[START Records for this task]
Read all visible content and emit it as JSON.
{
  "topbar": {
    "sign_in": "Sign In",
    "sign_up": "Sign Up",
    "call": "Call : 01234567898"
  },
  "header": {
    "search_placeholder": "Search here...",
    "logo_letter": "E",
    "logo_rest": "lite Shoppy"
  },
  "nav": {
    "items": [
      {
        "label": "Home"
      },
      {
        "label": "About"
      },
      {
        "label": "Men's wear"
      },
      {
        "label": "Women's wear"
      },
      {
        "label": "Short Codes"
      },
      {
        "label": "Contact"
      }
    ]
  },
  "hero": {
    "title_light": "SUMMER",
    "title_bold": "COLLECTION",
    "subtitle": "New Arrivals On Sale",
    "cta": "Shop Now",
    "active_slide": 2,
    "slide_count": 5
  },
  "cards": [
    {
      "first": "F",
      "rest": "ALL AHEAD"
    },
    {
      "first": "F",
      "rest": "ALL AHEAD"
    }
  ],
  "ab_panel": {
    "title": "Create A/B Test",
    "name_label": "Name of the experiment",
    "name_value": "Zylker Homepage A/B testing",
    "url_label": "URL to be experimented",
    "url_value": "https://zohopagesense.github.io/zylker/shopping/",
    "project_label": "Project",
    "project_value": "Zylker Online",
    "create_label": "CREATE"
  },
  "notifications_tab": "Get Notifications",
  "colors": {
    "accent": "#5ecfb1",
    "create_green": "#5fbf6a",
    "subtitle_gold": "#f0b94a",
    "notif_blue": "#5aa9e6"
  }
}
[END Records for this task]
__Short exercise__:
Copy every line of the records word for word.

__Solution__:
Read all visible content and emit it as JSON.
{
  "topbar": {
    "sign_in": "Sign In",
    "sign_up": "Sign Up",
    "call": "Call : 01234567898"
  },
  "header": {
    "search_placeholder": "Search here...",
    "logo_letter": "E",
    "logo_rest": "lite Shoppy"
  },
  "nav": {
    "items": [
      {
        "label": "Home"
      },
      {
        "label": "About"
      },
      {
        "label": "Men's wear"
      },
      {
        "label": "Women's wear"
      },
      {
        "label": "Short Codes"
      },
      {
        "label": "Contact"
      }
    ]
  },
  "hero": {
    "title_light": "SUMMER",
    "title_bold": "COLLECTION",
    "subtitle": "New Arrivals On Sale",
    "cta": "Shop Now",
    "active_slide": 2,
    "slide_count": 5
  },
  "cards": [
    {
      "first": "F",
      "rest": "ALL AHEAD"
    },
    {
      "first": "F",
      "rest": "ALL AHEAD"
    }
  ],
  "ab_panel": {
    "title": "Create A/B Test",
    "name_label": "Name of the experiment",
    "name_value": "Zylker Homepage A/B testing",
    "url_label": "URL to be experimented",
    "url_value": "https://zohopagesense.github.io/zylker/shopping/",
    "project_label": "Project",
    "project_value": "Zylker Online",
    "create_label": "CREATE"
  },
  "notifications_tab": "Get Notifications",
  "colors": {
    "accent": "#5ecfb1",
    "create_green": "#5fbf6a",
    "subtitle_gold": "#f0b94a",
    "notif_blue": "#5aa9e6"
  }
}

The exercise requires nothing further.